● TASK GOAL: Keep only the lines that hold the string "phone", filtering out the rest of the entries below.

● DATA FOR PROCESSING:

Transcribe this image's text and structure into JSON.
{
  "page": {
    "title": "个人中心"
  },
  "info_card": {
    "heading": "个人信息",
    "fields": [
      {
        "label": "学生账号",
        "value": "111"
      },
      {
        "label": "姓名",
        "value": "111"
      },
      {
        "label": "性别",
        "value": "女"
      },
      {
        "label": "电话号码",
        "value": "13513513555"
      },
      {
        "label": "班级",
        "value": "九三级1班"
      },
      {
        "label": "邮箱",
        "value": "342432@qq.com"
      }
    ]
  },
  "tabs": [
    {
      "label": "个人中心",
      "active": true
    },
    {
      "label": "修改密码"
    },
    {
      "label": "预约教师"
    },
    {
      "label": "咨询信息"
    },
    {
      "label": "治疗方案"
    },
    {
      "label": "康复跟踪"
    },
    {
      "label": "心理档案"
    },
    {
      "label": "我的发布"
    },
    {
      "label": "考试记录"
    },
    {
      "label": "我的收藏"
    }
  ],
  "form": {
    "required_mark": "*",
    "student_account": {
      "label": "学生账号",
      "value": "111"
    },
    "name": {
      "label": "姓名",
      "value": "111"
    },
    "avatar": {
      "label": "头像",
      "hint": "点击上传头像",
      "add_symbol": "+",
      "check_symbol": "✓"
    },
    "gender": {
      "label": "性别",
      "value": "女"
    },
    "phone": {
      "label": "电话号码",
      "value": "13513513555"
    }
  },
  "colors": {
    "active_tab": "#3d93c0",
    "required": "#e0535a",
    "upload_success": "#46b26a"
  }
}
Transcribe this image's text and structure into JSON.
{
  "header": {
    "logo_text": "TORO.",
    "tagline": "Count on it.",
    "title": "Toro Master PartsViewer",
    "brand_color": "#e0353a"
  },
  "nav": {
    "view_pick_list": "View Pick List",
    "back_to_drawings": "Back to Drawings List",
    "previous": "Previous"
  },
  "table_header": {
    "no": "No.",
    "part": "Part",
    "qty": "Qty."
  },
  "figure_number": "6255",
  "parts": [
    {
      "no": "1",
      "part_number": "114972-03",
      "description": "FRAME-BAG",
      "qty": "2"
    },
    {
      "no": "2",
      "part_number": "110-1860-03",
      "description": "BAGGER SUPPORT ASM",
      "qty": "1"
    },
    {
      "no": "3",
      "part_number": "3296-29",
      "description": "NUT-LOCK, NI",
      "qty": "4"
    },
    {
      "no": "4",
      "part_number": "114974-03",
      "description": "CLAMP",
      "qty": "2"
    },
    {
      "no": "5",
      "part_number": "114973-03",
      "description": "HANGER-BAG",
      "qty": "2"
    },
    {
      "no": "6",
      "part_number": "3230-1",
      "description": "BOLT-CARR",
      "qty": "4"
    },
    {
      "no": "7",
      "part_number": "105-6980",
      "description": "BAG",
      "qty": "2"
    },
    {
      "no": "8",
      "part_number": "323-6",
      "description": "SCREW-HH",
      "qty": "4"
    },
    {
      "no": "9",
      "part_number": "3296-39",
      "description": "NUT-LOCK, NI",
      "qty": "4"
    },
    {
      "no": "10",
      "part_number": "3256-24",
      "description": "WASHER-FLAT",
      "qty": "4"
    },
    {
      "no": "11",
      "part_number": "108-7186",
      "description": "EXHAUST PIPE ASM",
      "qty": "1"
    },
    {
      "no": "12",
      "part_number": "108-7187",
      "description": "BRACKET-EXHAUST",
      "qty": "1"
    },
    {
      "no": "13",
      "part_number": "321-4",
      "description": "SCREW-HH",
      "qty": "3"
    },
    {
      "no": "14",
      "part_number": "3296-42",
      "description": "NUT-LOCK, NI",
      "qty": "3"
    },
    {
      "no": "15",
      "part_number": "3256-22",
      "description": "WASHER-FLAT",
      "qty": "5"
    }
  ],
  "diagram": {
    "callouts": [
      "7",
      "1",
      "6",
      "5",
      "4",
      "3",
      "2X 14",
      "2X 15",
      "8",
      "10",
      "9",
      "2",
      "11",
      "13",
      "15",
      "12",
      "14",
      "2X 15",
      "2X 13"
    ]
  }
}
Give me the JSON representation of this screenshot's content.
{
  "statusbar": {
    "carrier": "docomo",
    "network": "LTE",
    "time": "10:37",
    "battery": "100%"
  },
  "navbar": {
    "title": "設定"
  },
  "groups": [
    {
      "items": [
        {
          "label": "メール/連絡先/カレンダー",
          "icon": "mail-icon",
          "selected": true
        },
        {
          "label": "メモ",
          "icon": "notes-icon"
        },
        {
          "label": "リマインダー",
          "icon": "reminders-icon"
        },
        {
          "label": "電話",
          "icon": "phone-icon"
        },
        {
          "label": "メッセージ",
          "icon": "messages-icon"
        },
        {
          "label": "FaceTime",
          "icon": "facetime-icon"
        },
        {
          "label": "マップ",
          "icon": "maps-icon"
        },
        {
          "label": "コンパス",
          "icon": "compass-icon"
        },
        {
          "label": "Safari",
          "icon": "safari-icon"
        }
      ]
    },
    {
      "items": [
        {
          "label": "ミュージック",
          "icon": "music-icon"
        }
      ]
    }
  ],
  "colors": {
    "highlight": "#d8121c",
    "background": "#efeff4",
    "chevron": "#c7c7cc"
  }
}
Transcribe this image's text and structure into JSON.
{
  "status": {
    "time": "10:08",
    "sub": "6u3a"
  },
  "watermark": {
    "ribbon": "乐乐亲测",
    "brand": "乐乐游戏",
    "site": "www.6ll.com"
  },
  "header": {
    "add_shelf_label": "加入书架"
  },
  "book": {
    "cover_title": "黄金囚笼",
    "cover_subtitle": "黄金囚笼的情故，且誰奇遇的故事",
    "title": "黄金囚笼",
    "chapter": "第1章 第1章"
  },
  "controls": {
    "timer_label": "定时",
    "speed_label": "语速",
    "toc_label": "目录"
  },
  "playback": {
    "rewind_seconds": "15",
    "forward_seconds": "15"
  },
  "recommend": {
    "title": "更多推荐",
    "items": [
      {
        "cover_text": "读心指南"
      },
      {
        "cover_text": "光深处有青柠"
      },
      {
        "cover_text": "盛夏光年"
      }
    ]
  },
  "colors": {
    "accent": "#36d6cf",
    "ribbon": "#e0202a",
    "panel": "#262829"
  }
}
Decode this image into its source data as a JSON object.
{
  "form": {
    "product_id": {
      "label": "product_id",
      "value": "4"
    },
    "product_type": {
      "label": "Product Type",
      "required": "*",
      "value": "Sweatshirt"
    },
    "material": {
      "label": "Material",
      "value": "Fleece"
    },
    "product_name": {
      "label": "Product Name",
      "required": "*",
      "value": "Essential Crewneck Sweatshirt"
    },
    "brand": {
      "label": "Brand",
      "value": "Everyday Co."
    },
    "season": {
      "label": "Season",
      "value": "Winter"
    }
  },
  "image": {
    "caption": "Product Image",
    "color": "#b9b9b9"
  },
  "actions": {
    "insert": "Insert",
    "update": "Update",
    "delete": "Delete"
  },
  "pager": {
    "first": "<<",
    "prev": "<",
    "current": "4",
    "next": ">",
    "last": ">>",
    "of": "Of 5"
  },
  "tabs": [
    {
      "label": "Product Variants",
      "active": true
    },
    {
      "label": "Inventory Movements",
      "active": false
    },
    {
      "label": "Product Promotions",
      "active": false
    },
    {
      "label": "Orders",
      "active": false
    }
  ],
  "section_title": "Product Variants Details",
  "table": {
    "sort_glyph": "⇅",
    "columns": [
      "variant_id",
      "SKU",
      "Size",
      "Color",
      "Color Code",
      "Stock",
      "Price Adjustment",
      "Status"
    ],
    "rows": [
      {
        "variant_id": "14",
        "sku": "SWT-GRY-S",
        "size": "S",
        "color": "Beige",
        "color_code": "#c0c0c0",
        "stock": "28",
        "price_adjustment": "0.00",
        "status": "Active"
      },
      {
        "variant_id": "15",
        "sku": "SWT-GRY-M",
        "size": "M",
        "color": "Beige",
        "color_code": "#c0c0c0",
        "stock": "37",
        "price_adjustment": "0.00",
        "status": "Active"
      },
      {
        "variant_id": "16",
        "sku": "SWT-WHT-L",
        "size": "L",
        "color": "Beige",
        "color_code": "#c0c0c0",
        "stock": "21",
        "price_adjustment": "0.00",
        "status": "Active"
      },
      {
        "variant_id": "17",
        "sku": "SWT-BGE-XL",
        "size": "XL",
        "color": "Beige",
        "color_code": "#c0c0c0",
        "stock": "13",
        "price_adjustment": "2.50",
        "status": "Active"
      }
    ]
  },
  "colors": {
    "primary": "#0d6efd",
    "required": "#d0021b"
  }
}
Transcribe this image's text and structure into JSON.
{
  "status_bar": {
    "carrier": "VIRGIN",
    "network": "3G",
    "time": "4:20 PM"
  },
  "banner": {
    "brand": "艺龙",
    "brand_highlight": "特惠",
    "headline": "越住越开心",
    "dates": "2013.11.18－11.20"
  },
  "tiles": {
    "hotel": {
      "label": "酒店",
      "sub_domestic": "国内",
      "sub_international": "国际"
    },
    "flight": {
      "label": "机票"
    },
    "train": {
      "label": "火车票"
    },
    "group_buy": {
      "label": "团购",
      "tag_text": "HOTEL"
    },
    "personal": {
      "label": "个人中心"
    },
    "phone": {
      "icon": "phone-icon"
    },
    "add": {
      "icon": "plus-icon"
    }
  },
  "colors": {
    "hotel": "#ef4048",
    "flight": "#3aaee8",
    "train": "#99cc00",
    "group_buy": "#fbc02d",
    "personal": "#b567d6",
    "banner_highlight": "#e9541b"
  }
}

● SOLUTION FOR THIS EXERCISE:
    "phone": {
          "icon": "phone-icon"
    "phone": {
      "icon": "phone-icon"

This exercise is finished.